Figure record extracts
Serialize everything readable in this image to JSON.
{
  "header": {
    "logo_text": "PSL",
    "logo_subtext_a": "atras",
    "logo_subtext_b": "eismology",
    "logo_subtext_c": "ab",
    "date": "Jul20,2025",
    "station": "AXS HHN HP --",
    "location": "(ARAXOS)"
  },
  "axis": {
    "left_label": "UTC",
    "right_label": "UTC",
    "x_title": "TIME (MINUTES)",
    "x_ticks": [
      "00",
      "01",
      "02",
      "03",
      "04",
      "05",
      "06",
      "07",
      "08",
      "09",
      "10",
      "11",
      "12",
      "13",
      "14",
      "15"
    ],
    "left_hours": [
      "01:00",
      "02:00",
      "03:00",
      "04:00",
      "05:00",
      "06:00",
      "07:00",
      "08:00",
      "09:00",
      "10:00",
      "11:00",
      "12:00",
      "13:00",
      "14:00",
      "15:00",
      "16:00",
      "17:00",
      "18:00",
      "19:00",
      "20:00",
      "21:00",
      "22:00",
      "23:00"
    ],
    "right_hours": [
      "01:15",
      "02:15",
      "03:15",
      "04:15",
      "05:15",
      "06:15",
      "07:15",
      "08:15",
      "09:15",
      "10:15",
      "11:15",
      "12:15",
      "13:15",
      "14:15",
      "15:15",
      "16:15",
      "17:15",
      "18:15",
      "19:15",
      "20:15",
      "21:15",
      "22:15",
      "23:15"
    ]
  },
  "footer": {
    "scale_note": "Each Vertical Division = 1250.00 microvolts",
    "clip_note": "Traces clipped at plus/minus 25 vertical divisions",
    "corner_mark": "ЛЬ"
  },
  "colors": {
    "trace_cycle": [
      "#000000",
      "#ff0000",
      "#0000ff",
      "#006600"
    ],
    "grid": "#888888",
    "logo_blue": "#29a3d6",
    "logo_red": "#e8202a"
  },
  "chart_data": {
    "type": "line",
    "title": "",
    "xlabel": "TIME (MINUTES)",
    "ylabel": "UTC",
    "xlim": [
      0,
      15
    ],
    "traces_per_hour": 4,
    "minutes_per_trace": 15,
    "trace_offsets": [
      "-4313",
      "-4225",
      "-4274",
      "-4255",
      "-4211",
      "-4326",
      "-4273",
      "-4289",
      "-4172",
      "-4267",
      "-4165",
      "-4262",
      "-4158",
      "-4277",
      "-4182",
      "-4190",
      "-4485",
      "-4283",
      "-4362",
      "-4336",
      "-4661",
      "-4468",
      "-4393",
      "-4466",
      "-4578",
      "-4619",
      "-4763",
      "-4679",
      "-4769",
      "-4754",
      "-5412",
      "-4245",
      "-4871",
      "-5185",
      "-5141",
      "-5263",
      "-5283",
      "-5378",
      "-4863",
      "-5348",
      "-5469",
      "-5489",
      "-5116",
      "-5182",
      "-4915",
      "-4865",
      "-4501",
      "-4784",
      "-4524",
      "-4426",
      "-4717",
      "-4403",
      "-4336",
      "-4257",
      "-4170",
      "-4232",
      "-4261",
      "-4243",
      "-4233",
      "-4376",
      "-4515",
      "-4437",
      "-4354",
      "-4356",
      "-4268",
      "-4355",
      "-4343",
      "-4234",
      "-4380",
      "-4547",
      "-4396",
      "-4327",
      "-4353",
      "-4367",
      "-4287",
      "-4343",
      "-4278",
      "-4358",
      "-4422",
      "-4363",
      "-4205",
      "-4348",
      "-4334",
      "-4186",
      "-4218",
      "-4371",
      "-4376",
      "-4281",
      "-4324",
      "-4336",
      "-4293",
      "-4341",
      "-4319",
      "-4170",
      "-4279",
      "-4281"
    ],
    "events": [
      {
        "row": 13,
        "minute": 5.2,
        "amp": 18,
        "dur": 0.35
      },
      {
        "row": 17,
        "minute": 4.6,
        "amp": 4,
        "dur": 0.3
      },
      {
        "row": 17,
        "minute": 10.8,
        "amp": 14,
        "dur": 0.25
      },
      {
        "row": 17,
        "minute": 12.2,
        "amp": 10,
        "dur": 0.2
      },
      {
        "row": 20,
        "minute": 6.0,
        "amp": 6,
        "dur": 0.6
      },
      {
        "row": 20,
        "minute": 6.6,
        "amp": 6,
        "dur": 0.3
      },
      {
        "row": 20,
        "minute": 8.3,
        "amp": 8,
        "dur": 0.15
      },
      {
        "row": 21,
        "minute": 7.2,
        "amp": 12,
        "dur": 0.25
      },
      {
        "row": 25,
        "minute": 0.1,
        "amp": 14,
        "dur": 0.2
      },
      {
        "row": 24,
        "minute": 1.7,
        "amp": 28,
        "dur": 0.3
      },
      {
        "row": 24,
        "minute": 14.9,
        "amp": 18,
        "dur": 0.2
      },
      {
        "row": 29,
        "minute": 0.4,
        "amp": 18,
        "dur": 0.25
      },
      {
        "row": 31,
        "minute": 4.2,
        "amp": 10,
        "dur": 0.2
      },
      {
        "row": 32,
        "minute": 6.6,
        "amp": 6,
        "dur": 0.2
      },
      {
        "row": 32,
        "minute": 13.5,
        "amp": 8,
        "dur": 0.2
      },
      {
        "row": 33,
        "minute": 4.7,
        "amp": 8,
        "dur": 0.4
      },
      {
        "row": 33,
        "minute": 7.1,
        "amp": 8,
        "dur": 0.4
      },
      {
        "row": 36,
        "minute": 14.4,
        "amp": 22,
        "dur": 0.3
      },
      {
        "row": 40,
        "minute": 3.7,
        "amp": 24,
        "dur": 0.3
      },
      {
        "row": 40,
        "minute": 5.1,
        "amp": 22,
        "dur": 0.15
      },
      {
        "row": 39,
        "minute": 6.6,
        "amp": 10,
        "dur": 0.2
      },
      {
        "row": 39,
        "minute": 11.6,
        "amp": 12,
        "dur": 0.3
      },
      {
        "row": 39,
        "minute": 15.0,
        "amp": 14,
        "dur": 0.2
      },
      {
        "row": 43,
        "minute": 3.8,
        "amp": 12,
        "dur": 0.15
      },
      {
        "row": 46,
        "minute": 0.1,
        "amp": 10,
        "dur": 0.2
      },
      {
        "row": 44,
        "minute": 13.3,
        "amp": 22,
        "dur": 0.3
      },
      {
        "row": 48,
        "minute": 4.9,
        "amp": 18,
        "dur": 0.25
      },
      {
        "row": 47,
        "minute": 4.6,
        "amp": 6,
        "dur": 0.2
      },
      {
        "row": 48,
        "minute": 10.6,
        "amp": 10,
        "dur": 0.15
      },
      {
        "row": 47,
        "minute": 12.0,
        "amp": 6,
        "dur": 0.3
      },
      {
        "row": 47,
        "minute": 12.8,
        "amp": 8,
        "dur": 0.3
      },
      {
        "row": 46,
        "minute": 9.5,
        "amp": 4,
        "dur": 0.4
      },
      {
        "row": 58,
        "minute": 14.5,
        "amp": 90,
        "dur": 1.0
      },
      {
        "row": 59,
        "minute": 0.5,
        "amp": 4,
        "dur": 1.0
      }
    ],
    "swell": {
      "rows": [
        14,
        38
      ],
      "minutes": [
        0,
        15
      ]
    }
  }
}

Problem requirements :: Write out every line of the material again, exactly as it reads.

Result for this exercise ::
Serialize everything readable in this image to JSON.
{
  "header": {
    "logo_text": "PSL",
    "logo_subtext_a": "atras",
    "logo_subtext_b": "eismology",
    "logo_subtext_c": "ab",
    "date": "Jul20,2025",
    "station": "AXS HHN HP --",
    "location": "(ARAXOS)"
  },
  "axis": {
    "left_label": "UTC",
    "right_label": "UTC",
    "x_title": "TIME (MINUTES)",
    "x_ticks": [
      "00",
      "01",
      "02",
      "03",
      "04",
      "05",
      "06",
      "07",
      "08",
      "09",
      "10",
      "11",
      "12",
      "13",
      "14",
      "15"
    ],
    "left_hours": [
      "01:00",
      "02:00",
      "03:00",
      "04:00",
      "05:00",
      "06:00",
      "07:00",
      "08:00",
      "09:00",
      "10:00",
      "11:00",
      "12:00",
      "13:00",
      "14:00",
      "15:00",
      "16:00",
      "17:00",
      "18:00",
      "19:00",
      "20:00",
      "21:00",
      "22:00",
      "23:00"
    ],
    "right_hours": [
      "01:15",
      "02:15",
      "03:15",
      "04:15",
      "05:15",
      "06:15",
      "07:15",
      "08:15",
      "09:15",
      "10:15",
      "11:15",
      "12:15",
      "13:15",
      "14:15",
      "15:15",
      "16:15",
      "17:15",
      "18:15",
      "19:15",
      "20:15",
      "21:15",
      "22:15",
      "23:15"
    ]
  },
  "footer": {
    "scale_note": "Each Vertical Division = 1250.00 microvolts",
    "clip_note": "Traces clipped at plus/minus 25 vertical divisions",
    "corner_mark": "ЛЬ"
  },
  "colors": {
    "trace_cycle": [
      "#000000",
      "#ff0000",
      "#0000ff",
      "#006600"
    ],
    "grid": "#888888",
    "logo_blue": "#29a3d6",
    "logo_red": "#e8202a"
  },
  "chart_data": {
    "type": "line",
    "title": "",
    "xlabel": "TIME (MINUTES)",
    "ylabel": "UTC",
    "xlim": [
      0,
      15
    ],
    "traces_per_hour": 4,
    "minutes_per_trace": 15,
    "trace_offsets": [
      "-4313",
      "-4225",
      "-4274",
      "-4255",
      "-4211",
      "-4326",
      "-4273",
      "-4289",
      "-4172",
      "-4267",
      "-4165",
      "-4262",
      "-4158",
      "-4277",
      "-4182",
      "-4190",
      "-4485",
      "-4283",
      "-4362",
      "-4336",
      "-4661",
      "-4468",
      "-4393",
      "-4466",
      "-4578",
      "-4619",
      "-4763",
      "-4679",
      "-4769",
      "-4754",
      "-5412",
      "-4245",
      "-4871",
      "-5185",
      "-5141",
      "-5263",
      "-5283",
      "-5378",
      "-4863",
      "-5348",
      "-5469",
      "-5489",
      "-5116",
      "-5182",
      "-4915",
      "-4865",
      "-4501",
      "-4784",
      "-4524",
      "-4426",
      "-4717",
      "-4403",
      "-4336",
      "-4257",
      "-4170",
      "-4232",
      "-4261",
      "-4243",
      "-4233",
      "-4376",
      "-4515",
      "-4437",
      "-4354",
      "-4356",
      "-4268",
      "-4355",
      "-4343",
      "-4234",
      "-4380",
      "-4547",
      "-4396",
      "-4327",
      "-4353",
      "-4367",
      "-4287",
      "-4343",
      "-4278",
      "-4358",
      "-4422",
      "-4363",
      "-4205",
      "-4348",
      "-4334",
      "-4186",
      "-4218",
      "-4371",
      "-4376",
      "-4281",
      "-4324",
      "-4336",
      "-4293",
      "-4341",
      "-4319",
      "-4170",
      "-4279",
      "-4281"
    ],
    "events": [
      {
        "row": 13,
        "minute": 5.2,
        "amp": 18,
        "dur": 0.35
      },
      {
        "row": 17,
        "minute": 4.6,
        "amp": 4,
        "dur": 0.3
      },
      {
        "row": 17,
        "minute": 10.8,
        "amp": 14,
        "dur": 0.25
      },
      {
        "row": 17,
        "minute": 12.2,
        "amp": 10,
        "dur": 0.2
      },
      {
        "row": 20,
        "minute": 6.0,
        "amp": 6,
        "dur": 0.6
      },
      {
        "row": 20,
        "minute": 6.6,
        "amp": 6,
        "dur": 0.3
      },
      {
        "row": 20,
        "minute": 8.3,
        "amp": 8,
        "dur": 0.15
      },
      {
        "row": 21,
        "minute": 7.2,
        "amp": 12,
        "dur": 0.25
      },
      {
        "row": 25,
        "minute": 0.1,
        "amp": 14,
        "dur": 0.2
      },
      {
        "row": 24,
        "minute": 1.7,
        "amp": 28,
        "dur": 0.3
      },
      {
        "row": 24,
        "minute": 14.9,
        "amp": 18,
        "dur": 0.2
      },
      {
        "row": 29,
        "minute": 0.4,
        "amp": 18,
        "dur": 0.25
      },
      {
        "row": 31,
        "minute": 4.2,
        "amp": 10,
        "dur": 0.2
      },
      {
        "row": 32,
        "minute": 6.6,
        "amp": 6,
        "dur": 0.2
      },
      {
        "row": 32,
        "minute": 13.5,
        "amp": 8,
        "dur": 0.2
      },
      {
        "row": 33,
        "minute": 4.7,
        "amp": 8,
        "dur": 0.4
      },
      {
        "row": 33,
        "minute": 7.1,
        "amp": 8,
        "dur": 0.4
      },
      {
        "row": 36,
        "minute": 14.4,
        "amp": 22,
        "dur": 0.3
      },
      {
        "row": 40,
        "minute": 3.7,
        "amp": 24,
        "dur": 0.3
      },
      {
        "row": 40,
        "minute": 5.1,
        "amp": 22,
        "dur": 0.15
      },
      {
        "row": 39,
        "minute": 6.6,
        "amp": 10,
        "dur": 0.2
      },
      {
        "row": 39,
        "minute": 11.6,
        "amp": 12,
        "dur": 0.3
      },
      {
        "row": 39,
        "minute": 15.0,
        "amp": 14,
        "dur": 0.2
      },
      {
        "row": 43,
        "minute": 3.8,
        "amp": 12,
        "dur": 0.15
      },
      {
        "row": 46,
        "minute": 0.1,
        "amp": 10,
        "dur": 0.2
      },
      {
        "row": 44,
        "minute": 13.3,
        "amp": 22,
        "dur": 0.3
      },
      {
        "row": 48,
        "minute": 4.9,
        "amp": 18,
        "dur": 0.25
      },
      {
        "row": 47,
        "minute": 4.6,
        "amp": 6,
        "dur": 0.2
      },
      {
        "row": 48,
        "minute": 10.6,
        "amp": 10,
        "dur": 0.15
      },
      {
        "row": 47,
        "minute": 12.0,
        "amp": 6,
        "dur": 0.3
      },
      {
        "row": 47,
        "minute": 12.8,
        "amp": 8,
        "dur": 0.3
      },
      {
        "row": 46,
        "minute": 9.5,
        "amp": 4,
        "dur": 0.4
      },
      {
        "row": 58,
        "minute": 14.5,
        "amp": 90,
        "dur": 1.0
      },
      {
        "row": 59,
        "minute": 0.5,
        "amp": 4,
        "dur": 1.0
      }
    ],
    "swell": {
      "rows": [
        14,
        38
      ],
      "minutes": [
        0,
        15
      ]
    }
  }
}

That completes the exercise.